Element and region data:
[start]

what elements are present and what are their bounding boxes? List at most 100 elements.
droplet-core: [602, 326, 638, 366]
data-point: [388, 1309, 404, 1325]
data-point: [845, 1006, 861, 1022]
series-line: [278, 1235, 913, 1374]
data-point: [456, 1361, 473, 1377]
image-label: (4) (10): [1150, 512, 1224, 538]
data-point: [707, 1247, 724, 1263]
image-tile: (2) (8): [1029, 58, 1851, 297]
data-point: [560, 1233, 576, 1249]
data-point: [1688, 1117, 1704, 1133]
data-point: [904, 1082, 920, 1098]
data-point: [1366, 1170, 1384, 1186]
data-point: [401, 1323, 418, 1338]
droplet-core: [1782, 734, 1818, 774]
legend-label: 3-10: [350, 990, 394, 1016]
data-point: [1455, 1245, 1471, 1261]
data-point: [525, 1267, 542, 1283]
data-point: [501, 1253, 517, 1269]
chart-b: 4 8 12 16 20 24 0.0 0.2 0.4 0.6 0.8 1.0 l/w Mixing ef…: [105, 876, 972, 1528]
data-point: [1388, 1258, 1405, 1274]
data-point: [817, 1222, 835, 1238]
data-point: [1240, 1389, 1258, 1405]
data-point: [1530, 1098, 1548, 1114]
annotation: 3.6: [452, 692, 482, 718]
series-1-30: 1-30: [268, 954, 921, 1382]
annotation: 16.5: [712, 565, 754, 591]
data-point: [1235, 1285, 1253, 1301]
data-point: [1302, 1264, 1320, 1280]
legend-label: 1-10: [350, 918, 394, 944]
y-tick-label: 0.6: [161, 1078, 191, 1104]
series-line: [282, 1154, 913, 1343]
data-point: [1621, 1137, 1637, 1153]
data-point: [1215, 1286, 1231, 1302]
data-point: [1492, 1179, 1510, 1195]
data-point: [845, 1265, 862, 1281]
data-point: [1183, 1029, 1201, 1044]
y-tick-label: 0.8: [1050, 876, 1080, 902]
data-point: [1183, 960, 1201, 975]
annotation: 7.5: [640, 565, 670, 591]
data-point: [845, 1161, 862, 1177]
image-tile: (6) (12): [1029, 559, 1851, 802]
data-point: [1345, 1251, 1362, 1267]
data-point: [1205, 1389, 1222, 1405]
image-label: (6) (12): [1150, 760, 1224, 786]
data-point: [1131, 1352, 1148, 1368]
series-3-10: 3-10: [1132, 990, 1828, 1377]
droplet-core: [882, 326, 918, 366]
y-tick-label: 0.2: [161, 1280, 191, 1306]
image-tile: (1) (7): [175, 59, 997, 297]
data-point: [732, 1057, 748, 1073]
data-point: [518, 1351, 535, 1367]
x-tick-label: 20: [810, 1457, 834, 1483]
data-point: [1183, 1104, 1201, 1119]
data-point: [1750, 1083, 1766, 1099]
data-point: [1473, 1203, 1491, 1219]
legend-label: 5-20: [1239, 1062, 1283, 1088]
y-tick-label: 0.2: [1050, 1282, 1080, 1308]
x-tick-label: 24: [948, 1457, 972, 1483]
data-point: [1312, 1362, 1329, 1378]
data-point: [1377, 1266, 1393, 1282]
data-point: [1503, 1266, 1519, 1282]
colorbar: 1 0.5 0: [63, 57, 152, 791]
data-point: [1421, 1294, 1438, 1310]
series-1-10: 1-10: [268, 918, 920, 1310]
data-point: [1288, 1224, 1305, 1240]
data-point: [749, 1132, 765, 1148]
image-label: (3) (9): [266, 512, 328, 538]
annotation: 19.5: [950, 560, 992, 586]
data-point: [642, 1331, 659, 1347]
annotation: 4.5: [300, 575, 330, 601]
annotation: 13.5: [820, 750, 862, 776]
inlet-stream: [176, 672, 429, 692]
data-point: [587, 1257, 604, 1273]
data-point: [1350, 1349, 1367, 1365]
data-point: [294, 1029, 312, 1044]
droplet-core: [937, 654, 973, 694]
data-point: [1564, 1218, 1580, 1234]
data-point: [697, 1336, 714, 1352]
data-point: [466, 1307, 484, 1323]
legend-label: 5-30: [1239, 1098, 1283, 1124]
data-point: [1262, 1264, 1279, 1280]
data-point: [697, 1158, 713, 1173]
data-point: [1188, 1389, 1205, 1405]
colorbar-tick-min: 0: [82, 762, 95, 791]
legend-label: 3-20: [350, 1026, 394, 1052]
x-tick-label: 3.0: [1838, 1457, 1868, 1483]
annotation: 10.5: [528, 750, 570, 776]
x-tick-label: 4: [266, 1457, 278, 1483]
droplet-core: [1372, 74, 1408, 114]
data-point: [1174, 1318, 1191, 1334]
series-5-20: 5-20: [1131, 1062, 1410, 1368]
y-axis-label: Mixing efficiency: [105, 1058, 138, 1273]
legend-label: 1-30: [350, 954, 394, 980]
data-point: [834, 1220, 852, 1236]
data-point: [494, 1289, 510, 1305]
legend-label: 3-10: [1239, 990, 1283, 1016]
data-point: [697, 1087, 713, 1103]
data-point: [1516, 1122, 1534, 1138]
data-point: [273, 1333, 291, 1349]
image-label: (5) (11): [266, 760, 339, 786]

[end]

• PROBLEM DETAILS: Repeat every line of the records above word for word.

• TASK RESPONSE:
what elements are present and what are their bounding boxes? List at most 100 elements.
droplet-core: [602, 326, 638, 366]
data-point: [388, 1309, 404, 1325]
data-point: [845, 1006, 861, 1022]
series-line: [278, 1235, 913, 1374]
data-point: [456, 1361, 473, 1377]
image-label: (4) (10): [1150, 512, 1224, 538]
data-point: [707, 1247, 724, 1263]
image-tile: (2) (8): [1029, 58, 1851, 297]
data-point: [560, 1233, 576, 1249]
data-point: [1688, 1117, 1704, 1133]
data-point: [904, 1082, 920, 1098]
data-point: [1366, 1170, 1384, 1186]
data-point: [401, 1323, 418, 1338]
droplet-core: [1782, 734, 1818, 774]
legend-label: 3-10: [350, 990, 394, 1016]
data-point: [1455, 1245, 1471, 1261]
data-point: [525, 1267, 542, 1283]
data-point: [501, 1253, 517, 1269]
chart-b: 4 8 12 16 20 24 0.0 0.2 0.4 0.6 0.8 1.0 l/w Mixing ef…: [105, 876, 972, 1528]
data-point: [1388, 1258, 1405, 1274]
data-point: [817, 1222, 835, 1238]
data-point: [1240, 1389, 1258, 1405]
data-point: [1530, 1098, 1548, 1114]
annotation: 3.6: [452, 692, 482, 718]
series-1-30: 1-30: [268, 954, 921, 1382]
annotation: 16.5: [712, 565, 754, 591]
data-point: [1235, 1285, 1253, 1301]
data-point: [1302, 1264, 1320, 1280]
legend-label: 1-10: [350, 918, 394, 944]
y-tick-label: 0.6: [161, 1078, 191, 1104]
series-line: [282, 1154, 913, 1343]
data-point: [1621, 1137, 1637, 1153]
data-point: [1215, 1286, 1231, 1302]
data-point: [1492, 1179, 1510, 1195]
data-point: [845, 1265, 862, 1281]
data-point: [1183, 1029, 1201, 1044]
y-tick-label: 0.8: [1050, 876, 1080, 902]
data-point: [1183, 960, 1201, 975]
annotation: 7.5: [640, 565, 670, 591]
data-point: [845, 1161, 862, 1177]
image-tile: (6) (12): [1029, 559, 1851, 802]
data-point: [1345, 1251, 1362, 1267]
data-point: [1205, 1389, 1222, 1405]
image-label: (6) (12): [1150, 760, 1224, 786]
data-point: [1131, 1352, 1148, 1368]
series-3-10: 3-10: [1132, 990, 1828, 1377]
droplet-core: [882, 326, 918, 366]
y-tick-label: 0.2: [161, 1280, 191, 1306]
image-tile: (1) (7): [175, 59, 997, 297]
data-point: [732, 1057, 748, 1073]
data-point: [518, 1351, 535, 1367]
x-tick-label: 20: [810, 1457, 834, 1483]
data-point: [1183, 1104, 1201, 1119]
data-point: [1750, 1083, 1766, 1099]
data-point: [1473, 1203, 1491, 1219]
legend-label: 5-20: [1239, 1062, 1283, 1088]
y-tick-label: 0.2: [1050, 1282, 1080, 1308]
x-tick-label: 24: [948, 1457, 972, 1483]
data-point: [1312, 1362, 1329, 1378]
data-point: [1377, 1266, 1393, 1282]
data-point: [1503, 1266, 1519, 1282]
colorbar: 1 0.5 0: [63, 57, 152, 791]
data-point: [1421, 1294, 1438, 1310]
series-1-10: 1-10: [268, 918, 920, 1310]
data-point: [1288, 1224, 1305, 1240]
data-point: [749, 1132, 765, 1148]
image-label: (3) (9): [266, 512, 328, 538]
annotation: 19.5: [950, 560, 992, 586]
data-point: [642, 1331, 659, 1347]
annotation: 4.5: [300, 575, 330, 601]
annotation: 13.5: [820, 750, 862, 776]
inlet-stream: [176, 672, 429, 692]
data-point: [587, 1257, 604, 1273]
data-point: [1350, 1349, 1367, 1365]
data-point: [294, 1029, 312, 1044]
droplet-core: [937, 654, 973, 694]
data-point: [1564, 1218, 1580, 1234]
data-point: [697, 1336, 714, 1352]
data-point: [466, 1307, 484, 1323]
legend-label: 5-30: [1239, 1098, 1283, 1124]
data-point: [1262, 1264, 1279, 1280]
data-point: [697, 1158, 713, 1173]
data-point: [1188, 1389, 1205, 1405]
colorbar-tick-min: 0: [82, 762, 95, 791]
legend-label: 3-20: [350, 1026, 394, 1052]
x-tick-label: 3.0: [1838, 1457, 1868, 1483]
annotation: 10.5: [528, 750, 570, 776]
x-tick-label: 4: [266, 1457, 278, 1483]
droplet-core: [1372, 74, 1408, 114]
data-point: [1174, 1318, 1191, 1334]
series-5-20: 5-20: [1131, 1062, 1410, 1368]
y-axis-label: Mixing efficiency: [105, 1058, 138, 1273]
legend-label: 1-30: [350, 954, 394, 980]
data-point: [834, 1220, 852, 1236]
data-point: [494, 1289, 510, 1305]
legend-label: 3-10: [1239, 990, 1283, 1016]
data-point: [697, 1087, 713, 1103]
data-point: [1516, 1122, 1534, 1138]
data-point: [273, 1333, 291, 1349]
image-label: (5) (11): [266, 760, 339, 786]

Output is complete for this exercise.